▶ Given data:

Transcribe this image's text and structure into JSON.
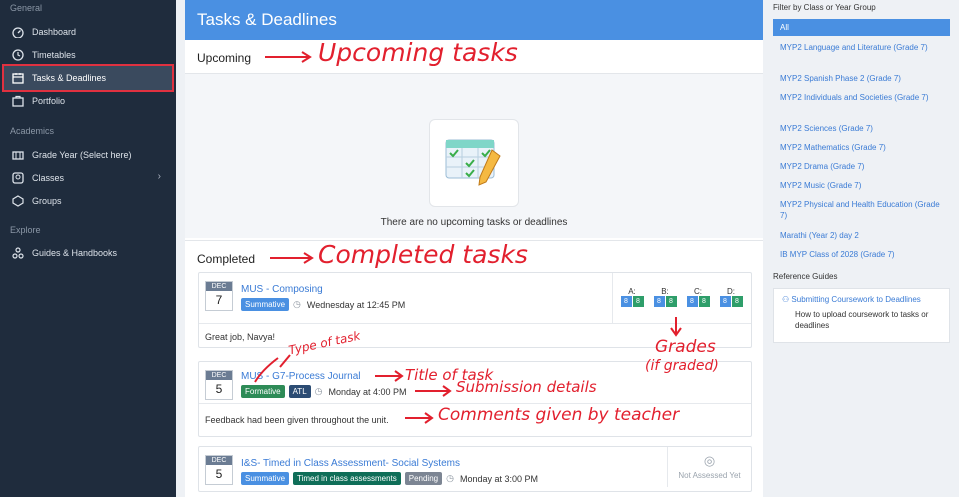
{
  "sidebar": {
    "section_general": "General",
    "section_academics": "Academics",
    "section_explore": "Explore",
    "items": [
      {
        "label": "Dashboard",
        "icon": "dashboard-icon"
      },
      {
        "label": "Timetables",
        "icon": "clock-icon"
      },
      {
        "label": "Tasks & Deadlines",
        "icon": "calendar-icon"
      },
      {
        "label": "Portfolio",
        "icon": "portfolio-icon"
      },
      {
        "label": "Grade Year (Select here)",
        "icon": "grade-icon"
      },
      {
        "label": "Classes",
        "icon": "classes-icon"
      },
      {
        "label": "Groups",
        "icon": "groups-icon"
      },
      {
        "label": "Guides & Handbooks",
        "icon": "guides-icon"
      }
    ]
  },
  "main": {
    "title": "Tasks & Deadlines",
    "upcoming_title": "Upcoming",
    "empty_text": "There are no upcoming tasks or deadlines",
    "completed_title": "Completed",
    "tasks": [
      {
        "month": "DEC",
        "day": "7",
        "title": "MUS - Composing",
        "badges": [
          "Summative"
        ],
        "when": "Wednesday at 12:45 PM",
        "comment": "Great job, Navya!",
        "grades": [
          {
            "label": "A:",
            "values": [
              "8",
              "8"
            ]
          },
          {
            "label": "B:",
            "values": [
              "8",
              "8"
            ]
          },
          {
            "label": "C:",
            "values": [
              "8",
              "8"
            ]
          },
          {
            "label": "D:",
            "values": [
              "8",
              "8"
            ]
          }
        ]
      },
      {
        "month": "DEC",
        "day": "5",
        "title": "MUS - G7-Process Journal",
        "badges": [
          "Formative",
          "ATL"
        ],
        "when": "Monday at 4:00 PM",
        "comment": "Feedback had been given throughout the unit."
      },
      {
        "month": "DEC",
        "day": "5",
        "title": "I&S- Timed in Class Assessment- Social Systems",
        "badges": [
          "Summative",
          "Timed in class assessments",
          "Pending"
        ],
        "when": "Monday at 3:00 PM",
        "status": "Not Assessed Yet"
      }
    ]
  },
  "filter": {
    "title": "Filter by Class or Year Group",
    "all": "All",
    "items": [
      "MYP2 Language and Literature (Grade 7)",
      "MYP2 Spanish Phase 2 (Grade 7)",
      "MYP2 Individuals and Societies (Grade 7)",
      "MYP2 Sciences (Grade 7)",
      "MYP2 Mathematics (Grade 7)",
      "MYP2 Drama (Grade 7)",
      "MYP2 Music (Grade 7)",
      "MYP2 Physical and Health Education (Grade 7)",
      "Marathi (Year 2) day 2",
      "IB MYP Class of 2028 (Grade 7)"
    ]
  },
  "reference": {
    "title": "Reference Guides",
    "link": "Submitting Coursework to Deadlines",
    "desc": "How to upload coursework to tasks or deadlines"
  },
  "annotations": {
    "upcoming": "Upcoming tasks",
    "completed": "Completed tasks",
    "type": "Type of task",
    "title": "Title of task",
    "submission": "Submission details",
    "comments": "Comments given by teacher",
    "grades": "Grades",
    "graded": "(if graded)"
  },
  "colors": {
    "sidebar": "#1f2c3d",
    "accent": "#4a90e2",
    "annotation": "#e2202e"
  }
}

▶ Your task:
Give the material again exactly as it is, but keep the pictures out.

▶ Response below:
Transcribe this image's text and structure into JSON.
{
  "sidebar": {
    "section_general": "General",
    "section_academics": "Academics",
    "section_explore": "Explore",
    "items": [
      {
        "label": "Dashboard",
        "icon": "dashboard-icon"
      },
      {
        "label": "Timetables",
        "icon": "clock-icon"
      },
      {
        "label": "Tasks & Deadlines",
        "icon": "calendar-icon"
      },
      {
        "label": "Portfolio",
        "icon": "portfolio-icon"
      },
      {
        "label": "Grade Year (Select here)",
        "icon": "grade-icon"
      },
      {
        "label": "Classes",
        "icon": "classes-icon"
      },
      {
        "label": "Groups",
        "icon": "groups-icon"
      },
      {
        "label": "Guides & Handbooks",
        "icon": "guides-icon"
      }
    ]
  },
  "main": {
    "title": "Tasks & Deadlines",
    "upcoming_title": "Upcoming",
    "empty_text": "There are no upcoming tasks or deadlines",
    "completed_title": "Completed",
    "tasks": [
      {
        "month": "DEC",
        "day": "7",
        "title": "MUS - Composing",
        "badges": [
          "Summative"
        ],
        "when": "Wednesday at 12:45 PM",
        "comment": "Great job, Navya!",
        "grades": [
          {
            "label": "A:",
            "values": [
              "8",
              "8"
            ]
          },
          {
            "label": "B:",
            "values": [
              "8",
              "8"
            ]
          },
          {
            "label": "C:",
            "values": [
              "8",
              "8"
            ]
          },
          {
            "label": "D:",
            "values": [
              "8",
              "8"
            ]
          }
        ]
      },
      {
        "month": "DEC",
        "day": "5",
        "title": "MUS - G7-Process Journal",
        "badges": [
          "Formative",
          "ATL"
        ],
        "when": "Monday at 4:00 PM",
        "comment": "Feedback had been given throughout the unit."
      },
      {
        "month": "DEC",
        "day": "5",
        "title": "I&S- Timed in Class Assessment- Social Systems",
        "badges": [
          "Summative",
          "Timed in class assessments",
          "Pending"
        ],
        "when": "Monday at 3:00 PM",
        "status": "Not Assessed Yet"
      }
    ]
  },
  "filter": {
    "title": "Filter by Class or Year Group",
    "all": "All",
    "items": [
      "MYP2 Language and Literature (Grade 7)",
      "MYP2 Spanish Phase 2 (Grade 7)",
      "MYP2 Individuals and Societies (Grade 7)",
      "MYP2 Sciences (Grade 7)",
      "MYP2 Mathematics (Grade 7)",
      "MYP2 Drama (Grade 7)",
      "MYP2 Music (Grade 7)",
      "MYP2 Physical and Health Education (Grade 7)",
      "Marathi (Year 2) day 2",
      "IB MYP Class of 2028 (Grade 7)"
    ]
  },
  "reference": {
    "title": "Reference Guides",
    "link": "Submitting Coursework to Deadlines",
    "desc": "How to upload coursework to tasks or deadlines"
  },
  "annotations": {
    "upcoming": "Upcoming tasks",
    "completed": "Completed tasks",
    "type": "Type of task",
    "title": "Title of task",
    "submission": "Submission details",
    "comments": "Comments given by teacher",
    "grades": "Grades",
    "graded": "(if graded)"
  },
  "colors": {
    "sidebar": "#1f2c3d",
    "accent": "#4a90e2",
    "annotation": "#e2202e"
  }
}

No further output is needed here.